Gather up every line from the entries below that uses the word "Quality".

---------------

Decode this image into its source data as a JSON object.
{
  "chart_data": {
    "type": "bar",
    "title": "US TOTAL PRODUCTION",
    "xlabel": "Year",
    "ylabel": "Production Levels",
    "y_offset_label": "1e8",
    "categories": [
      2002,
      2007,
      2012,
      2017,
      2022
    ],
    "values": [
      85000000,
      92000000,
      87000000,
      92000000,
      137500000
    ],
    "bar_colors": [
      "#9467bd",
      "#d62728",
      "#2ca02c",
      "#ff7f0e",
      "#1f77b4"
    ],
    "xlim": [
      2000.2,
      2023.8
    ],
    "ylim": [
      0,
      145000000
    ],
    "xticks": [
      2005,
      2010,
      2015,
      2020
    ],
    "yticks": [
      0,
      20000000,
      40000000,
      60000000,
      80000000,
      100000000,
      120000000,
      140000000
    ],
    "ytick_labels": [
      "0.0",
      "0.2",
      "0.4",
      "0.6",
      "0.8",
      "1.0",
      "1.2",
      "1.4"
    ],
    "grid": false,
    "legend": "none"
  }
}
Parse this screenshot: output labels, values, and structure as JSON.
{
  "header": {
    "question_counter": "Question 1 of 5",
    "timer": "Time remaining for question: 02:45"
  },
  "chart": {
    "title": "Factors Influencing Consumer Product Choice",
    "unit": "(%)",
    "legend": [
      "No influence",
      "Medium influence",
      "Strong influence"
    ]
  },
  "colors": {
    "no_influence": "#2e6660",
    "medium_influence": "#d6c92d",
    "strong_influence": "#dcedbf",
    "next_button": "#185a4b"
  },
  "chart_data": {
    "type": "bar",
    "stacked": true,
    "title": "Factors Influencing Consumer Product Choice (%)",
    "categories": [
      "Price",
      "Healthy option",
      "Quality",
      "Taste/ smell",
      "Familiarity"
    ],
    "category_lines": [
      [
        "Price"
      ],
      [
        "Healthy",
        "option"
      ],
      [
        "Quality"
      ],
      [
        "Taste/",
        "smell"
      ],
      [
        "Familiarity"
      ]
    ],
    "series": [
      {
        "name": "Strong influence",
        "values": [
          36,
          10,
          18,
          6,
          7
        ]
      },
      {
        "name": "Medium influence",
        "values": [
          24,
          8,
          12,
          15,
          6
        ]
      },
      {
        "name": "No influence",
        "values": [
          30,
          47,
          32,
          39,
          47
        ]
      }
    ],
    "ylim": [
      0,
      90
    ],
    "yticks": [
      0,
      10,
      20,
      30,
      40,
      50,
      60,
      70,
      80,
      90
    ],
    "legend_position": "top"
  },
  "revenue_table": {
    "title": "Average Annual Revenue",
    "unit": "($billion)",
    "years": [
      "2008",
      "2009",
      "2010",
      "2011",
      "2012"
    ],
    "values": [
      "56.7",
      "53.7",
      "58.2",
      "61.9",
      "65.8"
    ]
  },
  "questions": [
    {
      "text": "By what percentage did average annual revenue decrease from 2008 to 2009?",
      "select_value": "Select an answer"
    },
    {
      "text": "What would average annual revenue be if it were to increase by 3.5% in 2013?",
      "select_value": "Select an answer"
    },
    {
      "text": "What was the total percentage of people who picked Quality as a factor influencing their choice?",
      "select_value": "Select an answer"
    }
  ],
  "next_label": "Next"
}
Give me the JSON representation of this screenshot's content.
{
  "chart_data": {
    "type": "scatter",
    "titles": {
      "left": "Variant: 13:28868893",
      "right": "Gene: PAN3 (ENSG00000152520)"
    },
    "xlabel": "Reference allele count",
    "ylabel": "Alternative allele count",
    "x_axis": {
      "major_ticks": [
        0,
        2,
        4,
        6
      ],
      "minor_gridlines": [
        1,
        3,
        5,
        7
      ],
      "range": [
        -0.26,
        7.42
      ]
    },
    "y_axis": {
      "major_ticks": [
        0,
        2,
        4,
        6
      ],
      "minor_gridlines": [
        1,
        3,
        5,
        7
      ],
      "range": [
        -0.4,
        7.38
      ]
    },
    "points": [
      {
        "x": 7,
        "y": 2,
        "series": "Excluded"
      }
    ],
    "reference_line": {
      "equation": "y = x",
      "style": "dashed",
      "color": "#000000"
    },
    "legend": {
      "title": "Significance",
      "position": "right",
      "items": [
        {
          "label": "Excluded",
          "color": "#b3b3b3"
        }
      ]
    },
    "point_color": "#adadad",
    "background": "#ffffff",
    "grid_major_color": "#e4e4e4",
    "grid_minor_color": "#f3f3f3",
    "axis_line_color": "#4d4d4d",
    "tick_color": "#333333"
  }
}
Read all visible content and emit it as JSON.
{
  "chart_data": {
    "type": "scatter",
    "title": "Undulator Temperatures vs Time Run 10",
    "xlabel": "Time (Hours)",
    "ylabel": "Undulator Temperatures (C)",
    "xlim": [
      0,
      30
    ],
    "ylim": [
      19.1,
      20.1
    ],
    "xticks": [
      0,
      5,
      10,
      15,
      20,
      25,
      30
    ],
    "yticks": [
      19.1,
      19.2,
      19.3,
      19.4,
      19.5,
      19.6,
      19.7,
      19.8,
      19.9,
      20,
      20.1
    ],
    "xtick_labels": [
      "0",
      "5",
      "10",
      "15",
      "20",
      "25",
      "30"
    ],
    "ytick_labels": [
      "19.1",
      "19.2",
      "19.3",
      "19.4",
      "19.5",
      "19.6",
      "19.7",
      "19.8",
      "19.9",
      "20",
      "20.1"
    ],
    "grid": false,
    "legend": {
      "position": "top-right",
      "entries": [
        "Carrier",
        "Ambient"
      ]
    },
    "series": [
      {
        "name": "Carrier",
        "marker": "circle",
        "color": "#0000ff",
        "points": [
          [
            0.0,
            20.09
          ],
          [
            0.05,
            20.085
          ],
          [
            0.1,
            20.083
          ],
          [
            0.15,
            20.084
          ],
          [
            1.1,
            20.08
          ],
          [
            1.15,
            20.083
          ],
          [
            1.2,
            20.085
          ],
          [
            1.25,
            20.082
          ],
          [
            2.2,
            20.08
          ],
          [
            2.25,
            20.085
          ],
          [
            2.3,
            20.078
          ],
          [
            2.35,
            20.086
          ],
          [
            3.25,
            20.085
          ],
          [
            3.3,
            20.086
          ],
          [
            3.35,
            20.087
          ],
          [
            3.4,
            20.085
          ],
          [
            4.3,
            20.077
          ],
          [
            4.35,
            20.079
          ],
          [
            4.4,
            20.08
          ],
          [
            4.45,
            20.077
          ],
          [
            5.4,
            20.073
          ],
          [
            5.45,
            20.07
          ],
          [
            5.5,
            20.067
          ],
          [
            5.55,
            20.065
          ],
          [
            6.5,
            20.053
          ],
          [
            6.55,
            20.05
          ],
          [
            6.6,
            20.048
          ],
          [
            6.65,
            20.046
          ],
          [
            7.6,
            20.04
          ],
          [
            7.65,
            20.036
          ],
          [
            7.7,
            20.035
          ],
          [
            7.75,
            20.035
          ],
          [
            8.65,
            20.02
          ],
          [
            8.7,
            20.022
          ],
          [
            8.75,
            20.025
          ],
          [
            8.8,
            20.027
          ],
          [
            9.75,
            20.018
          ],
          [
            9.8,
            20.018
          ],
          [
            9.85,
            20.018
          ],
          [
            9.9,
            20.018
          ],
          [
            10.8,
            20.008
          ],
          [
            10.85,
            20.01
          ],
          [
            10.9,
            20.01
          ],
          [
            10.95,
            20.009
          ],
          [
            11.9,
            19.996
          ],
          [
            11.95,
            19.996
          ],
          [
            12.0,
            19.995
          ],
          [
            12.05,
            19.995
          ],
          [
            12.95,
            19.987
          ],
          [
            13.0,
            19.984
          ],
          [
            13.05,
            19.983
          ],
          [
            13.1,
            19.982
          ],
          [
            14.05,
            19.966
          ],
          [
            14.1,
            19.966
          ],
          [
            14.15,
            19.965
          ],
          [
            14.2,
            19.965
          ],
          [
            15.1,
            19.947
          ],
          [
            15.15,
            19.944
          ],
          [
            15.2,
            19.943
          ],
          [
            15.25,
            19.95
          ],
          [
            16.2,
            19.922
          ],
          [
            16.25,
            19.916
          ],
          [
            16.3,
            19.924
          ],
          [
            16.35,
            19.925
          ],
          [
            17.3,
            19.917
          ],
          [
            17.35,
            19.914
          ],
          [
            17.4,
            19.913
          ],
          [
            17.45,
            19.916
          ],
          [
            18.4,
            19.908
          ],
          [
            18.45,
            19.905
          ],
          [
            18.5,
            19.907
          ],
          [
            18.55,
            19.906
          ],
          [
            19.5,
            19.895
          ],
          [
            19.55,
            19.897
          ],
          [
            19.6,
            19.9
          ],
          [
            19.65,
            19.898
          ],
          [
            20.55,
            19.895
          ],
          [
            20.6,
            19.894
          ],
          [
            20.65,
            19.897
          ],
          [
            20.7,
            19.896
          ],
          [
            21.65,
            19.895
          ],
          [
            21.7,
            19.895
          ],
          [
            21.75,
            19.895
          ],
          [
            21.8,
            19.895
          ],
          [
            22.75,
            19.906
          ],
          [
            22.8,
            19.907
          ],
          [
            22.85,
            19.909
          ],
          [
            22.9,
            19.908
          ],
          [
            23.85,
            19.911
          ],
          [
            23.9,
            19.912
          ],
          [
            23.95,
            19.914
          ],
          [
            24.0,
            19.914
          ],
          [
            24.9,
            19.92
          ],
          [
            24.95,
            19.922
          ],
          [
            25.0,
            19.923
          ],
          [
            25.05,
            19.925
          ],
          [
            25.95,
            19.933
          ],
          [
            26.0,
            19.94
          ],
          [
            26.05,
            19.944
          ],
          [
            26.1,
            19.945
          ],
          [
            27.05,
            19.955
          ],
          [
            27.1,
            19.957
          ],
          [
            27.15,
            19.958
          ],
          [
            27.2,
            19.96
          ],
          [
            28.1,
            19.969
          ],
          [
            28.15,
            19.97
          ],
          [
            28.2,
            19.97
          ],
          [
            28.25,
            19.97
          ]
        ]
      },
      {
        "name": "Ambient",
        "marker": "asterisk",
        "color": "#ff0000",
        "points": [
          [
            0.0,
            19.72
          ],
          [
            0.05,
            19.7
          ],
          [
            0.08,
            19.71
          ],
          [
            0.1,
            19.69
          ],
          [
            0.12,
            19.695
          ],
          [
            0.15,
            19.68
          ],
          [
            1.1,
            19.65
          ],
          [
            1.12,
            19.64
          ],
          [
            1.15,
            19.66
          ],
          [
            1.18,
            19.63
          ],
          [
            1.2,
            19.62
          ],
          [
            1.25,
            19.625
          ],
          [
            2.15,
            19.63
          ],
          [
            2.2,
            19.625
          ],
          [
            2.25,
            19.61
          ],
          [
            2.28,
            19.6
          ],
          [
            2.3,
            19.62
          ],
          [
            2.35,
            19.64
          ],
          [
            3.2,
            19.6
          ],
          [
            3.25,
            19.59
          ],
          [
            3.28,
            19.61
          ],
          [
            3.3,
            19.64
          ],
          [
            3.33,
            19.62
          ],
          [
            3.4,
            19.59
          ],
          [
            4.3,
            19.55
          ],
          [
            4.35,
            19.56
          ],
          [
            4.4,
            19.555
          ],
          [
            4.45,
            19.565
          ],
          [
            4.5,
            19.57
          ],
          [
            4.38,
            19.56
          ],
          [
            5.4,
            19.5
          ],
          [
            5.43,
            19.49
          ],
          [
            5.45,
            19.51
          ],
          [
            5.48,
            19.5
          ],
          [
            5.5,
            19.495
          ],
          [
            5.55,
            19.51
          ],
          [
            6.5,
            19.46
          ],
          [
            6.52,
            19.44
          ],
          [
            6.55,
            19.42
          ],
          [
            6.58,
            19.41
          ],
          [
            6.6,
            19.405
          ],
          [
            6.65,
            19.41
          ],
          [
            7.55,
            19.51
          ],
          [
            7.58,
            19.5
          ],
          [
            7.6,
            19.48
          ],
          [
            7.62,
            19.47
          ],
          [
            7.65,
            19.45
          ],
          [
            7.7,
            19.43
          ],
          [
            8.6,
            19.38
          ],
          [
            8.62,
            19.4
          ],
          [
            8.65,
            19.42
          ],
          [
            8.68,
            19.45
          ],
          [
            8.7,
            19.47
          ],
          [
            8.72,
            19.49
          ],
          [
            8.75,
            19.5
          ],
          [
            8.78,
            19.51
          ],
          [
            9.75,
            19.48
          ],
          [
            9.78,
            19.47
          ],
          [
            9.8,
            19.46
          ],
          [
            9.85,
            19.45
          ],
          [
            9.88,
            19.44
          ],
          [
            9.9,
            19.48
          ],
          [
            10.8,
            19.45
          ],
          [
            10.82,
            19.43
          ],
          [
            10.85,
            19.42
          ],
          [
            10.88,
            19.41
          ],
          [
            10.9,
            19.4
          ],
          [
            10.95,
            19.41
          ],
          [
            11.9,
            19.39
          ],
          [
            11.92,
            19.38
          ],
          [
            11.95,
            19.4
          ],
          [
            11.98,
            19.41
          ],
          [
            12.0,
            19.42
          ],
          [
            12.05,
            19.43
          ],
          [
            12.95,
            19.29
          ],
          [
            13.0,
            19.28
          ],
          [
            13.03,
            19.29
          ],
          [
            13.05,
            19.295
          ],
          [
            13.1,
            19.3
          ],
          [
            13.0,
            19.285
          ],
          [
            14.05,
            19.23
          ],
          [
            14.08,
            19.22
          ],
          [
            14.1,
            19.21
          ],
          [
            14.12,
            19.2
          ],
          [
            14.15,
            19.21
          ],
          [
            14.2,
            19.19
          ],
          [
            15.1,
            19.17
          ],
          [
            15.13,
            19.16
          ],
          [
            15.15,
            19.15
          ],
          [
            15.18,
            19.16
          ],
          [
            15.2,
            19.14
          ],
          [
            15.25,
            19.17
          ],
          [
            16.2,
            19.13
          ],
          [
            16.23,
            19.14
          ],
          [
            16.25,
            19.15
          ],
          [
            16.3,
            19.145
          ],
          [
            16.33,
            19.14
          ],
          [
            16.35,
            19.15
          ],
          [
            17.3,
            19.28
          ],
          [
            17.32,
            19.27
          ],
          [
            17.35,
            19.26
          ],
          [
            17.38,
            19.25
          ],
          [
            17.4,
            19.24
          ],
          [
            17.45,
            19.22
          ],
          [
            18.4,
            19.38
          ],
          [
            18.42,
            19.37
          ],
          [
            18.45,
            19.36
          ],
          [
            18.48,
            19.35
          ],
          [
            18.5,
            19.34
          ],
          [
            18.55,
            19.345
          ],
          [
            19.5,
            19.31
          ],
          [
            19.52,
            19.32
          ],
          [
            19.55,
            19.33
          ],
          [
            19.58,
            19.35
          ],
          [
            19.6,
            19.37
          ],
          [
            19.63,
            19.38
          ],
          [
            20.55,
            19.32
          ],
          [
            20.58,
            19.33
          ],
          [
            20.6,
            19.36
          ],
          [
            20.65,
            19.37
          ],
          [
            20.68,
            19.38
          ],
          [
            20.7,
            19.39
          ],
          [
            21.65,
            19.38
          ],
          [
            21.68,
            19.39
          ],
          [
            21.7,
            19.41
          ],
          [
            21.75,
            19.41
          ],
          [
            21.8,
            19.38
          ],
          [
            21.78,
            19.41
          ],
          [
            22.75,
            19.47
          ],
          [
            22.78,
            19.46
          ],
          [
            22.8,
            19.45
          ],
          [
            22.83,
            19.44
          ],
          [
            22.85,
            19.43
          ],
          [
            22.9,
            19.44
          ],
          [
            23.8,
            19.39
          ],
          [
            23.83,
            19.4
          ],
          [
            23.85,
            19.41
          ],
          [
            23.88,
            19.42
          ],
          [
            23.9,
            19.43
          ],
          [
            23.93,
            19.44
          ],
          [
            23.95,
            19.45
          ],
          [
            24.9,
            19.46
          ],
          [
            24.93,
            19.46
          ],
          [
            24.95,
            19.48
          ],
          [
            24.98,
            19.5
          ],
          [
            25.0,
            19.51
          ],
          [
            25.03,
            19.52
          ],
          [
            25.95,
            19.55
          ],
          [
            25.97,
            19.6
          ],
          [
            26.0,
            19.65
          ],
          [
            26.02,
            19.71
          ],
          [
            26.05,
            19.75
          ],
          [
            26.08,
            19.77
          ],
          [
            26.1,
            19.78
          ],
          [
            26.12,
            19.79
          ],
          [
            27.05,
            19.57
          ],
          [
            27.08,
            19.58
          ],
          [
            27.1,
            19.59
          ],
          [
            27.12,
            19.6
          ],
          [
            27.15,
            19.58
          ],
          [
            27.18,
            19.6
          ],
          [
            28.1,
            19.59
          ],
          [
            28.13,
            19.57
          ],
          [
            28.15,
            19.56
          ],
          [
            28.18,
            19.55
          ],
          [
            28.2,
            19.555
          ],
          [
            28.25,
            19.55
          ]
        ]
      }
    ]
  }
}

---------------

◆ **Written answer**:
      "Quality",
        "Quality"
      "text": "What was the total percentage of people who picked Quality as a factor influencing their choice?",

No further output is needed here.